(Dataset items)
________________________________________

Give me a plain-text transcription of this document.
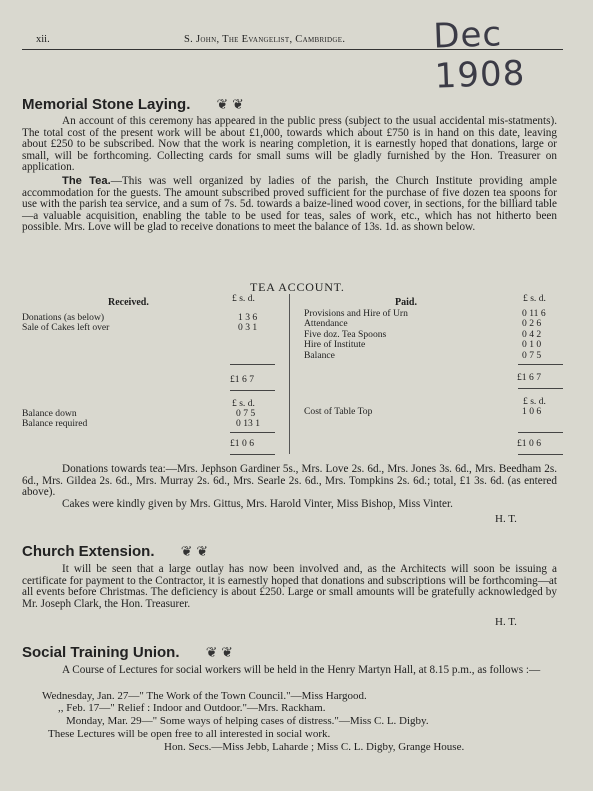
xii.	S. John, The Evangelist, Cambridge.	Dec 1908
Memorial Stone Laying. ❦ ❦

An account of this ceremony has appeared in the public press (subject to the usual accidental mis-statments). The total cost of the present work will be about £1,000, towards which about £750 is in hand on this date, leaving about £250 to be subscribed. Now that the work is nearing completion, it is earnestly hoped that donations, large or small, will be forthcoming. Collecting cards for small sums will be gladly furnished by the Hon. Treasurer on application.

The Tea.—This was well organized by ladies of the parish, the Church Institute providing ample accommodation for the guests. The amount subscribed proved sufficient for the purchase of five dozen tea spoons for use with the parish tea service, and a sum of 7s. 5d. towards a baize-lined wood cover, in sections, for the billiard table—a valuable acquisition, enabling the table to be used for teas, sales of work, etc., which has not hitherto been possible. Mrs. Love will be glad to receive donations to meet the balance of 13s. 1d. as shown below.

TEA ACCOUNT.
Received.	£ s. d.	Paid.	£ s. d.
Donations (as below)	1 3 6
Sale of Cakes left over	0 3 1
Provisions and Hire of Urn	0 11 6
Attendance	0 2 6
Five doz. Tea Spoons	0 4 2
Hire of Institute	0 1 0
Balance	0 7 5
£1 6 7	£1 6 7
£ s. d.	£ s. d.
Balance down	0 7 5
Balance required	0 13 1
Cost of Table Top	1 0 6
£1 0 6	£1 0 6

Donations towards tea:—Mrs. Jephson Gardiner 5s., Mrs. Love 2s. 6d., Mrs. Jones 3s. 6d., Mrs. Beedham 2s. 6d., Mrs. Gildea 2s. 6d., Mrs. Murray 2s. 6d., Mrs. Searle 2s. 6d., Mrs. Tompkins 2s. 6d.; total, £1 3s. 6d. (as entered above).

Cakes were kindly given by Mrs. Gittus, Mrs. Harold Vinter, Miss Bishop, Miss Vinter.

H. T.
Church Extension. ❦ ❦

It will be seen that a large outlay has now been involved and, as the Architects will soon be issuing a certificate for payment to the Contractor, it is earnestly hoped that donations and subscriptions will be forthcoming—at all events before Christmas. The deficiency is about £250. Large or small amounts will be gratefully acknowledged by Mr. Joseph Clark, the Hon. Treasurer.

H. T.
Social Training Union. ❦ ❦

A Course of Lectures for social workers will be held in the Henry Martyn Hall, at 8.15 p.m., as follows :—

Wednesday, Jan. 27—" The Work of the Town Council."—Miss Hargood.
,, Feb. 17—" Relief : Indoor and Outdoor."—Mrs. Rackham.
Monday, Mar. 29—" Some ways of helping cases of distress."—Miss C. L. Digby.
These Lectures will be open free to all interested in social work.
Hon. Secs.—Miss Jebb, Laharde ; Miss C. L. Digby, Grange House.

________________________________________

# [Objective]
Exactly as written, return every line of the listing, but not the pictures.

# [Answer]
Give me a plain-text transcription of this document.
xii.	S. John, The Evangelist, Cambridge.	Dec 1908
Memorial Stone Laying. ❦ ❦

An account of this ceremony has appeared in the public press (subject to the usual accidental mis-statments). The total cost of the present work will be about £1,000, towards which about £750 is in hand on this date, leaving about £250 to be subscribed. Now that the work is nearing completion, it is earnestly hoped that donations, large or small, will be forthcoming. Collecting cards for small sums will be gladly furnished by the Hon. Treasurer on application.

The Tea.—This was well organized by ladies of the parish, the Church Institute providing ample accommodation for the guests. The amount subscribed proved sufficient for the purchase of five dozen tea spoons for use with the parish tea service, and a sum of 7s. 5d. towards a baize-lined wood cover, in sections, for the billiard table—a valuable acquisition, enabling the table to be used for teas, sales of work, etc., which has not hitherto been possible. Mrs. Love will be glad to receive donations to meet the balance of 13s. 1d. as shown below.

TEA ACCOUNT.
Received.	£ s. d.	Paid.	£ s. d.
Donations (as below)	1 3 6
Sale of Cakes left over	0 3 1
Provisions and Hire of Urn	0 11 6
Attendance	0 2 6
Five doz. Tea Spoons	0 4 2
Hire of Institute	0 1 0
Balance	0 7 5
£1 6 7	£1 6 7
£ s. d.	£ s. d.
Balance down	0 7 5
Balance required	0 13 1
Cost of Table Top	1 0 6
£1 0 6	£1 0 6

Donations towards tea:—Mrs. Jephson Gardiner 5s., Mrs. Love 2s. 6d., Mrs. Jones 3s. 6d., Mrs. Beedham 2s. 6d., Mrs. Gildea 2s. 6d., Mrs. Murray 2s. 6d., Mrs. Searle 2s. 6d., Mrs. Tompkins 2s. 6d.; total, £1 3s. 6d. (as entered above).

Cakes were kindly given by Mrs. Gittus, Mrs. Harold Vinter, Miss Bishop, Miss Vinter.

H. T.
Church Extension. ❦ ❦

It will be seen that a large outlay has now been involved and, as the Architects will soon be issuing a certificate for payment to the Contractor, it is earnestly hoped that donations and subscriptions will be forthcoming—at all events before Christmas. The deficiency is about £250. Large or small amounts will be gratefully acknowledged by Mr. Joseph Clark, the Hon. Treasurer.

H. T.
Social Training Union. ❦ ❦

A Course of Lectures for social workers will be held in the Henry Martyn Hall, at 8.15 p.m., as follows :—

Wednesday, Jan. 27—" The Work of the Town Council."—Miss Hargood.
,, Feb. 17—" Relief : Indoor and Outdoor."—Mrs. Rackham.
Monday, Mar. 29—" Some ways of helping cases of distress."—Miss C. L. Digby.
These Lectures will be open free to all interested in social work.
Hon. Secs.—Miss Jebb, Laharde ; Miss C. L. Digby, Grange House.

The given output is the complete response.